[WORK INSTRUCTIONS]
Transcribe every entry below word for word, but skip the pictures.

(Saved data entries)
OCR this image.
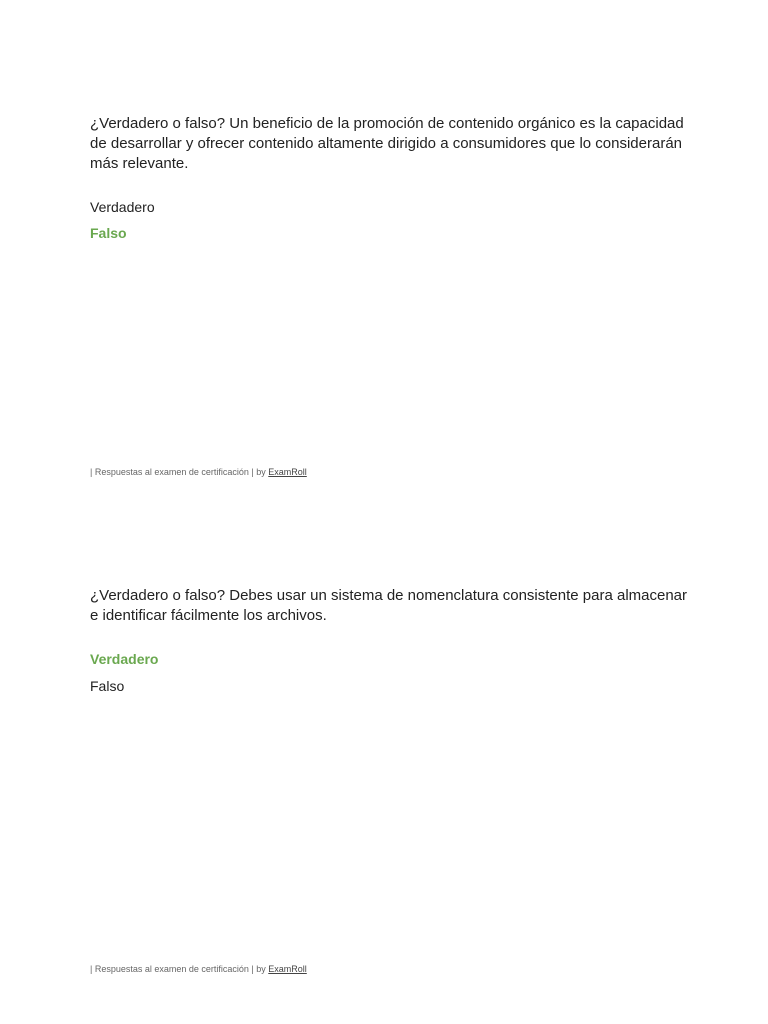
¿Verdadero o falso? Un beneficio de la promoción de contenido orgánico es la capacidad de desarrollar y ofrecer contenido altamente dirigido a consumidores que lo considerarán más relevante.

Verdadero
Falso
| Respuestas al examen de certificación | by ExamRoll

¿Verdadero o falso? Debes usar un sistema de nomenclatura consistente para almacenar e identificar fácilmente los archivos.

Verdadero
Falso
| Respuestas al examen de certificación | by ExamRoll
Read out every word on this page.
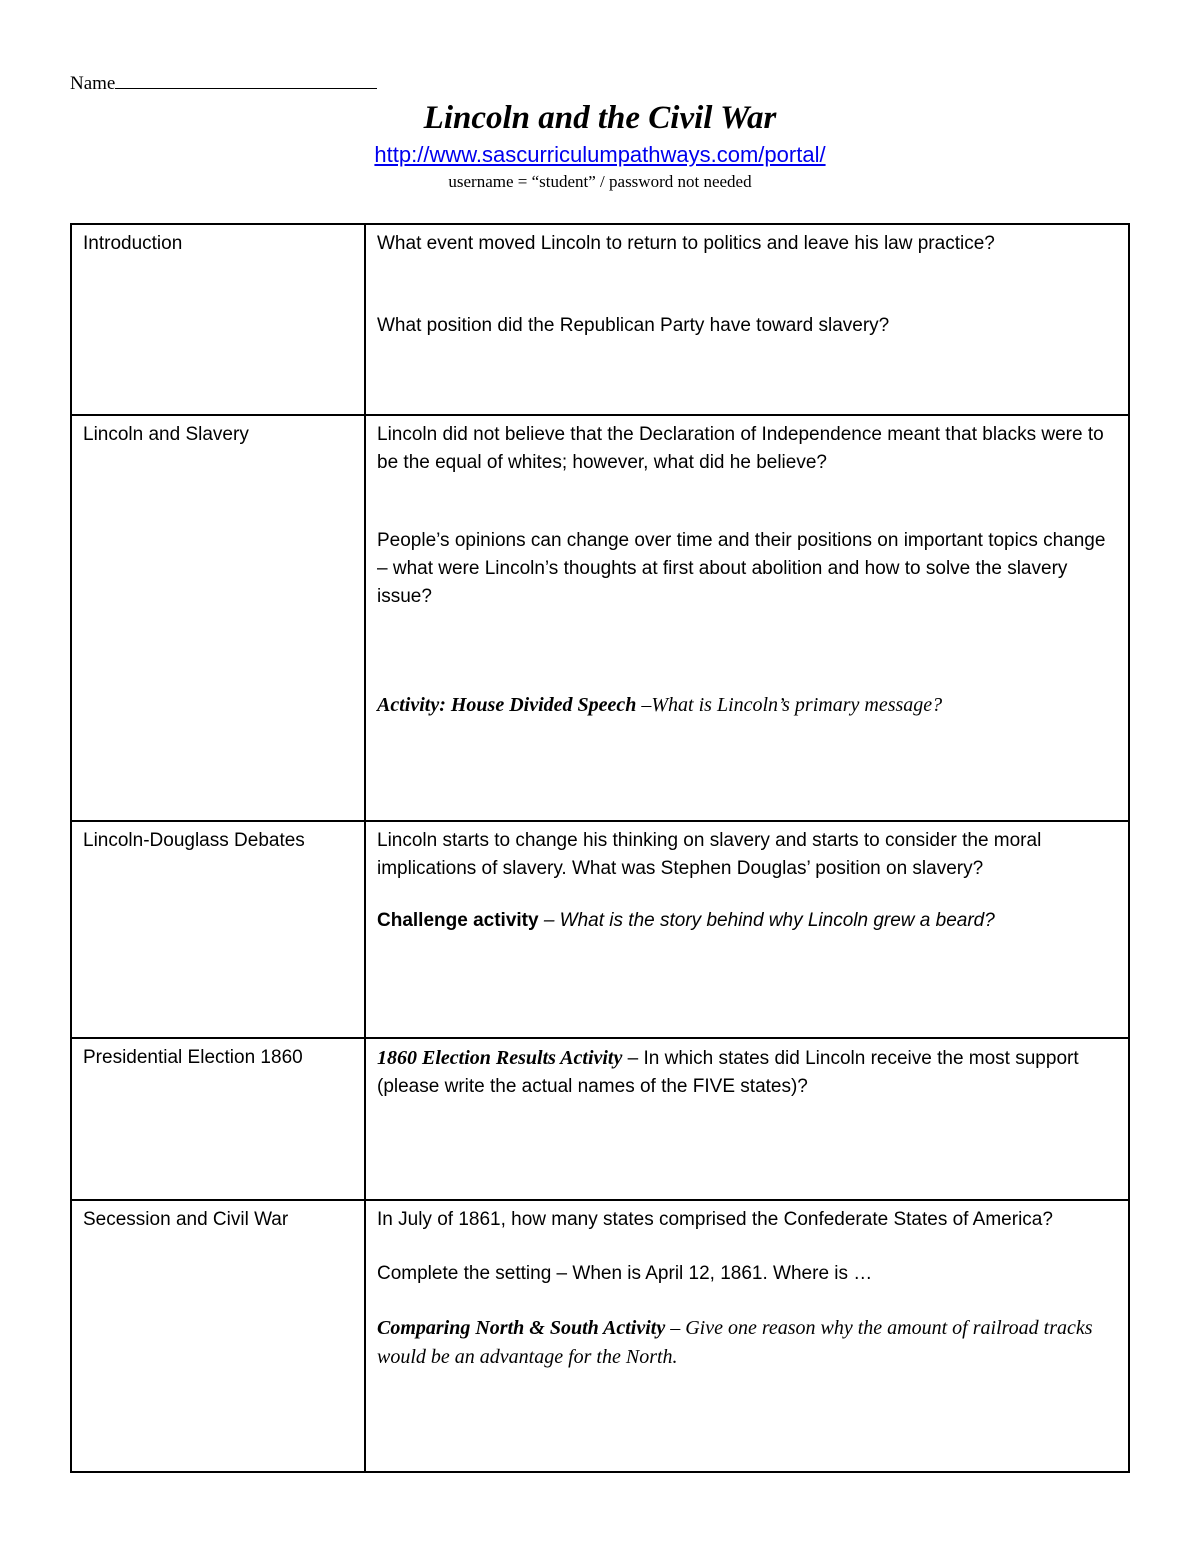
Name
Lincoln and the Civil War
http://www.sascurriculumpathways.com/portal/
username = “student” / password not needed
Introduction	What event moved Lincoln to return to politics and leave his law practice?

What position did the Republican Party have toward slavery?

Lincoln and Slavery	Lincoln did not believe that the Declaration of Independence meant that blacks were to be the equal of whites; however, what did he believe?

People’s opinions can change over time and their positions on important topics change – what were Lincoln’s thoughts at first about abolition and how to solve the slavery issue?

Activity: House Divided Speech –What is Lincoln’s primary message?

Lincoln-Douglass Debates	Lincoln starts to change his thinking on slavery and starts to consider the moral implications of slavery. What was Stephen Douglas’ position on slavery?

Challenge activity – What is the story behind why Lincoln grew a beard?

Presidential Election 1860	1860 Election Results Activity – In which states did Lincoln receive the most support (please write the actual names of the FIVE states)?

Secession and Civil War	In July of 1861, how many states comprised the Confederate States of America?

Complete the setting – When is April 12, 1861. Where is …

Comparing North & South Activity – Give one reason why the amount of railroad tracks would be an advantage for the North.
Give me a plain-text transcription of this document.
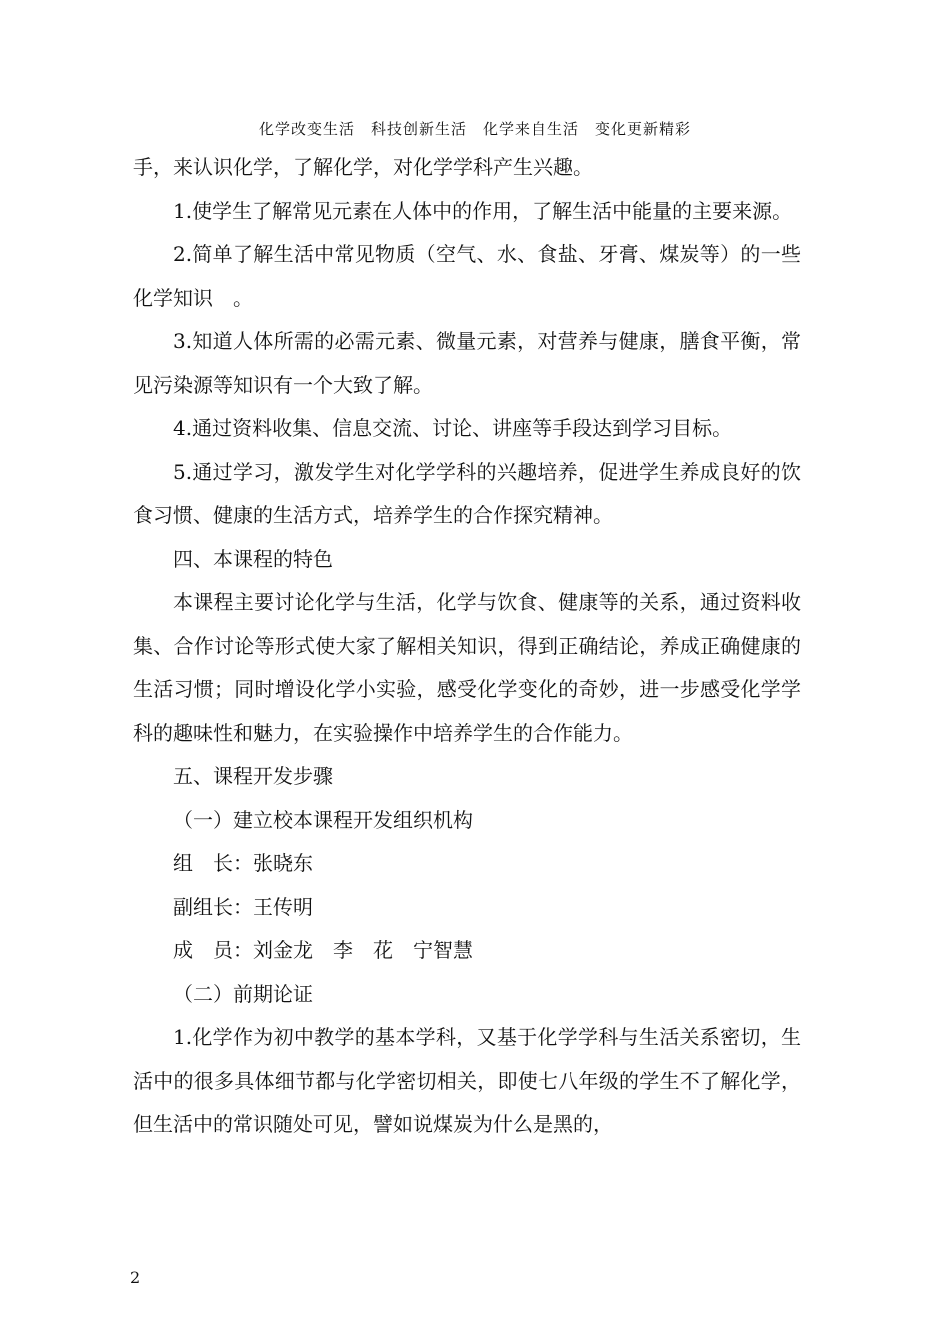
化学改变生活　科技创新生活　化学来自生活　变化更新精彩

手，来认识化学，了解化学，对化学学科产生兴趣。

1.使学生了解常见元素在人体中的作用，了解生活中能量的主要来源。

2.简单了解生活中常见物质（空气、水、食盐、牙膏、煤炭等）的一些化学知识　。

3.知道人体所需的必需元素、微量元素，对营养与健康，膳食平衡，常见污染源等知识有一个大致了解。

4.通过资料收集、信息交流、讨论、讲座等手段达到学习目标。

5.通过学习，激发学生对化学学科的兴趣培养，促进学生养成良好的饮食习惯、健康的生活方式，培养学生的合作探究精神。

四、本课程的特色

本课程主要讨论化学与生活，化学与饮食、健康等的关系，通过资料收集、合作讨论等形式使大家了解相关知识，得到正确结论，养成正确健康的生活习惯；同时增设化学小实验，感受化学变化的奇妙，进一步感受化学学科的趣味性和魅力，在实验操作中培养学生的合作能力。

五、课程开发步骤

（一）建立校本课程开发组织机构

组　长：张晓东

副组长：王传明

成　员：刘金龙　李　花　宁智慧

（二）前期论证

1.化学作为初中教学的基本学科，又基于化学学科与生活关系密切，生活中的很多具体细节都与化学密切相关，即使七八年级的学生不了解化学，但生活中的常识随处可见，譬如说煤炭为什么是黑的，

2
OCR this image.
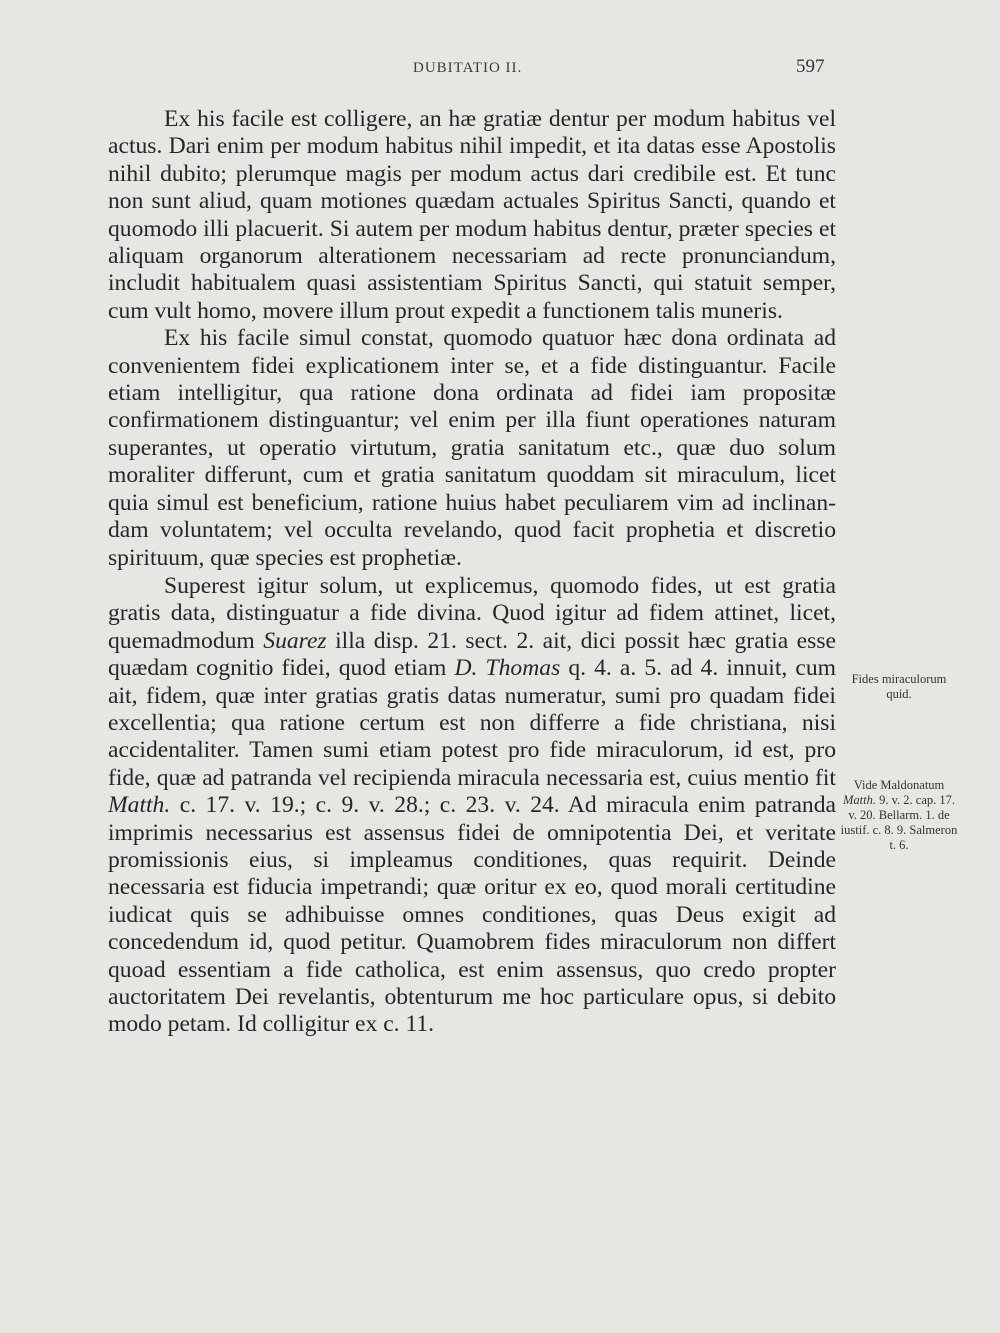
DUBITATIO II.	597

Ex his facile est colligere, an hæ gratiæ dentur per modum habitus vel actus. Dari enim per modum habitus nihil impedit, et ita datas esse Apostolis nihil dubito; plerumque magis per modum actus dari credibile est. Et tunc non sunt aliud, quam motiones quædam actuales Spiritus Sancti, quando et quomodo illi placuerit. Si autem per modum habitus dentur, præter species et aliquam organorum alterationem necessariam ad recte pronunciandum, includit habitualem quasi assistentiam Spiritus Sancti, qui statuit semper, cum vult homo, movere illum prout expedit a functionem talis muneris.

Ex his facile simul constat, quomodo quatuor hæc dona ordinata ad convenientem fidei explicationem inter se, et a fide distinguantur. Facile etiam intelligitur, qua ratione dona ordinata ad fidei iam propositæ confirmationem distinguantur; vel enim per illa fiunt operationes naturam superantes, ut operatio virtutum, gratia sanitatum etc., quæ duo solum moraliter differunt, cum et gratia sanitatum quoddam sit miraculum, licet quia simul est beneficium, ratione huius habet peculiarem vim ad inclinandam voluntatem; vel occulta revelando, quod facit prophetia et discretio spirituum, quæ species est prophetiæ.

Superest igitur solum, ut explicemus, quomodo fides, ut est gratia gratis data, distinguatur a fide divina. Quod igitur ad fidem attinet, licet, quemadmodum Suarez illa disp. 21. sect. 2. ait, dici possit hæc gratia esse quædam cognitio fidei, quod etiam D. Thomas q. 4. a. 5. ad 4. innuit, cum ait, fidem, quæ inter gratias gratis datas numeratur, sumi pro quadam fidei excellentia; qua ratione certum est non differre a fide christiana, nisi accidentaliter. Tamen sumi etiam potest pro fide miraculorum, id est, pro fide, quæ ad patranda vel recipienda miracula necessaria est, cuius mentio fit Matth. c. 17. v. 19.; c. 9. v. 28.; c. 23. v. 24. Ad miracula enim patranda imprimis necessarius est assensus fidei de omnipotentia Dei, et veritate promissionis eius, si impleamus conditiones, quas requirit. Deinde necessaria est fiducia impetrandi; quæ oritur ex eo, quod morali certitudine iudicat quis se adhibuisse omnes conditiones, quas Deus exigit ad concedendum id, quod petitur. Quamobrem fides miraculorum non differt quoad essentiam a fide catholica, est enim assensus, quo credo propter auctoritatem Dei revelantis, obtenturum me hoc particulare opus, si debito modo petam. Id colligitur ex c. 11.

Fides miraculorum quid.
Vide Maldonatum Matth. 9. v. 2. cap. 17. v. 20. Bellarm. 1. de iustif. c. 8. 9. Salmeron t. 6.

[FINISHED ANSWER]
OCR this image.
¿Verdadero o falso? Un beneficio de la promoción de contenido orgánico es la capacidad de desarrollar y ofrecer contenido altamente dirigido a consumidores que lo considerarán más relevante.

Verdadero
Falso
| Respuestas al examen de certificación | by ExamRoll

¿Verdadero o falso? Debes usar un sistema de nomenclatura consistente para almacenar e identificar fácilmente los archivos.

Verdadero
Falso
| Respuestas al examen de certificación | by ExamRoll
Read out every word on this page.
Name
Lincoln and the Civil War
http://www.sascurriculumpathways.com/portal/
username = “student” / password not needed
Introduction	What event moved Lincoln to return to politics and leave his law practice?

What position did the Republican Party have toward slavery?

Lincoln and Slavery	Lincoln did not believe that the Declaration of Independence meant that blacks were to be the equal of whites; however, what did he believe?

People’s opinions can change over time and their positions on important topics change – what were Lincoln’s thoughts at first about abolition and how to solve the slavery issue?

Activity: House Divided Speech –What is Lincoln’s primary message?

Lincoln-Douglass Debates	Lincoln starts to change his thinking on slavery and starts to consider the moral implications of slavery. What was Stephen Douglas’ position on slavery?

Challenge activity – What is the story behind why Lincoln grew a beard?

Presidential Election 1860	1860 Election Results Activity – In which states did Lincoln receive the most support (please write the actual names of the FIVE states)?

Secession and Civil War	In July of 1861, how many states comprised the Confederate States of America?

Complete the setting – When is April 12, 1861. Where is …

Comparing North & South Activity – Give one reason why the amount of railroad tracks would be an advantage for the North.
Give me a plain-text transcription of this document.
化学改变生活　科技创新生活　化学来自生活　变化更新精彩

手，来认识化学，了解化学，对化学学科产生兴趣。

1.使学生了解常见元素在人体中的作用，了解生活中能量的主要来源。

2.简单了解生活中常见物质（空气、水、食盐、牙膏、煤炭等）的一些化学知识　。

3.知道人体所需的必需元素、微量元素，对营养与健康，膳食平衡，常见污染源等知识有一个大致了解。

4.通过资料收集、信息交流、讨论、讲座等手段达到学习目标。

5.通过学习，激发学生对化学学科的兴趣培养，促进学生养成良好的饮食习惯、健康的生活方式，培养学生的合作探究精神。

四、本课程的特色

本课程主要讨论化学与生活，化学与饮食、健康等的关系，通过资料收集、合作讨论等形式使大家了解相关知识，得到正确结论，养成正确健康的生活习惯；同时增设化学小实验，感受化学变化的奇妙，进一步感受化学学科的趣味性和魅力，在实验操作中培养学生的合作能力。

五、课程开发步骤

（一）建立校本课程开发组织机构

组　长：张晓东

副组长：王传明

成　员：刘金龙　李　花　宁智慧

（二）前期论证

1.化学作为初中教学的基本学科，又基于化学学科与生活关系密切，生活中的很多具体细节都与化学密切相关，即使七八年级的学生不了解化学，但生活中的常识随处可见，譬如说煤炭为什么是黑的，

2
OCR this image.
DUBITATIO II.	597

Ex his facile est colligere, an hæ gratiæ dentur per modum habitus vel actus. Dari enim per modum habitus nihil impedit, et ita datas esse Apostolis nihil dubito; plerumque magis per modum actus dari credibile est. Et tunc non sunt aliud, quam motiones quædam actuales Spiritus Sancti, quando et quomodo illi placuerit. Si autem per modum habitus dentur, præter species et aliquam organorum alterationem necessariam ad recte pronunciandum, includit habitualem quasi assistentiam Spiritus Sancti, qui statuit semper, cum vult homo, movere illum prout expedit a functionem talis muneris.

Ex his facile simul constat, quomodo quatuor hæc dona ordinata ad convenientem fidei explicationem inter se, et a fide distinguantur. Facile etiam intelligitur, qua ratione dona ordinata ad fidei iam propositæ confirmationem distinguantur; vel enim per illa fiunt operationes naturam superantes, ut operatio virtutum, gratia sanitatum etc., quæ duo solum moraliter differunt, cum et gratia sanitatum quoddam sit miraculum, licet quia simul est beneficium, ratione huius habet peculiarem vim ad inclinandam voluntatem; vel occulta revelando, quod facit prophetia et discretio spirituum, quæ species est prophetiæ.

Superest igitur solum, ut explicemus, quomodo fides, ut est gratia gratis data, distinguatur a fide divina. Quod igitur ad fidem attinet, licet, quemadmodum Suarez illa disp. 21. sect. 2. ait, dici possit hæc gratia esse quædam cognitio fidei, quod etiam D. Thomas q. 4. a. 5. ad 4. innuit, cum ait, fidem, quæ inter gratias gratis datas numeratur, sumi pro quadam fidei excellentia; qua ratione certum est non differre a fide christiana, nisi accidentaliter. Tamen sumi etiam potest pro fide miraculorum, id est, pro fide, quæ ad patranda vel recipienda miracula necessaria est, cuius mentio fit Matth. c. 17. v. 19.; c. 9. v. 28.; c. 23. v. 24. Ad miracula enim patranda imprimis necessarius est assensus fidei de omnipotentia Dei, et veritate promissionis eius, si impleamus conditiones, quas requirit. Deinde necessaria est fiducia impetrandi; quæ oritur ex eo, quod morali certitudine iudicat quis se adhibuisse omnes conditiones, quas Deus exigit ad concedendum id, quod petitur. Quamobrem fides miraculorum non differt quoad essentiam a fide catholica, est enim assensus, quo credo propter auctoritatem Dei revelantis, obtenturum me hoc particulare opus, si debito modo petam. Id colligitur ex c. 11.

Fides miraculorum quid.
Vide Maldonatum Matth. 9. v. 2. cap. 17. v. 20. Bellarm. 1. de iustif. c. 8. 9. Salmeron t. 6.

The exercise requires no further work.